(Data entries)
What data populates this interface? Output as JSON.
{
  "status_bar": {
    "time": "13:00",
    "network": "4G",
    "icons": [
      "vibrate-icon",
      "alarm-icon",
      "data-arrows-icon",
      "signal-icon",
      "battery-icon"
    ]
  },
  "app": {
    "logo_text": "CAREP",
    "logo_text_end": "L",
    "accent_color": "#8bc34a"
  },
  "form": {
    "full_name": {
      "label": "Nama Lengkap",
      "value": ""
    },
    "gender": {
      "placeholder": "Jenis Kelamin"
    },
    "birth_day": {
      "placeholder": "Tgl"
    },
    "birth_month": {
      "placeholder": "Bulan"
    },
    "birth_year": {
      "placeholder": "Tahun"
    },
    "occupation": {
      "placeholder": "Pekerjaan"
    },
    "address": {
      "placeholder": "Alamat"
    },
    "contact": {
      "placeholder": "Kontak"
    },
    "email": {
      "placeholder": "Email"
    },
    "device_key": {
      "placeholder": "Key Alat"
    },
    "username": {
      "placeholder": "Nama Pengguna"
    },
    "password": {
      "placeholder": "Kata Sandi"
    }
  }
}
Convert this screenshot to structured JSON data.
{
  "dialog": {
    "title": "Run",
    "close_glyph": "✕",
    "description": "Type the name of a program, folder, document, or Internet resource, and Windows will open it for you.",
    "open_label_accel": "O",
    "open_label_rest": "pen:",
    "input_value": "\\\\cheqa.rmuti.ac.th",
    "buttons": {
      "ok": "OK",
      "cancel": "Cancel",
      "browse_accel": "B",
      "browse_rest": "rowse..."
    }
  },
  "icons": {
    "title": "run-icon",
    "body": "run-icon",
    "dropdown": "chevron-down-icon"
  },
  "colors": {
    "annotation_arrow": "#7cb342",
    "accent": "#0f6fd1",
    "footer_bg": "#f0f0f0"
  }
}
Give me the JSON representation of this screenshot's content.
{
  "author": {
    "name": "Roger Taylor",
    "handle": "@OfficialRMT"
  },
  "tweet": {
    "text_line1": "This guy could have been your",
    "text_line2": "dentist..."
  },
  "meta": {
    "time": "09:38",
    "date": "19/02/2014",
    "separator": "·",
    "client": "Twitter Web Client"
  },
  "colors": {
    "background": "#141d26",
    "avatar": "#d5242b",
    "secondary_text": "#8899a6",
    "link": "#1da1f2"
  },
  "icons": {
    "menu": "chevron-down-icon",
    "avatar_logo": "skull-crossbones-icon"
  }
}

### EXERCISE DETAILS
Write out the records above again, keeping each one identical to the original.

### COMPLETED EXERCISE
What data populates this interface? Output as JSON.
{
  "status_bar": {
    "time": "13:00",
    "network": "4G",
    "icons": [
      "vibrate-icon",
      "alarm-icon",
      "data-arrows-icon",
      "signal-icon",
      "battery-icon"
    ]
  },
  "app": {
    "logo_text": "CAREP",
    "logo_text_end": "L",
    "accent_color": "#8bc34a"
  },
  "form": {
    "full_name": {
      "label": "Nama Lengkap",
      "value": ""
    },
    "gender": {
      "placeholder": "Jenis Kelamin"
    },
    "birth_day": {
      "placeholder": "Tgl"
    },
    "birth_month": {
      "placeholder": "Bulan"
    },
    "birth_year": {
      "placeholder": "Tahun"
    },
    "occupation": {
      "placeholder": "Pekerjaan"
    },
    "address": {
      "placeholder": "Alamat"
    },
    "contact": {
      "placeholder": "Kontak"
    },
    "email": {
      "placeholder": "Email"
    },
    "device_key": {
      "placeholder": "Key Alat"
    },
    "username": {
      "placeholder": "Nama Pengguna"
    },
    "password": {
      "placeholder": "Kata Sandi"
    }
  }
}
Convert this screenshot to structured JSON data.
{
  "dialog": {
    "title": "Run",
    "close_glyph": "✕",
    "description": "Type the name of a program, folder, document, or Internet resource, and Windows will open it for you.",
    "open_label_accel": "O",
    "open_label_rest": "pen:",
    "input_value": "\\\\cheqa.rmuti.ac.th",
    "buttons": {
      "ok": "OK",
      "cancel": "Cancel",
      "browse_accel": "B",
      "browse_rest": "rowse..."
    }
  },
  "icons": {
    "title": "run-icon",
    "body": "run-icon",
    "dropdown": "chevron-down-icon"
  },
  "colors": {
    "annotation_arrow": "#7cb342",
    "accent": "#0f6fd1",
    "footer_bg": "#f0f0f0"
  }
}
Give me the JSON representation of this screenshot's content.
{
  "author": {
    "name": "Roger Taylor",
    "handle": "@OfficialRMT"
  },
  "tweet": {
    "text_line1": "This guy could have been your",
    "text_line2": "dentist..."
  },
  "meta": {
    "time": "09:38",
    "date": "19/02/2014",
    "separator": "·",
    "client": "Twitter Web Client"
  },
  "colors": {
    "background": "#141d26",
    "avatar": "#d5242b",
    "secondary_text": "#8899a6",
    "link": "#1da1f2"
  },
  "icons": {
    "menu": "chevron-down-icon",
    "avatar_logo": "skull-crossbones-icon"
  }
}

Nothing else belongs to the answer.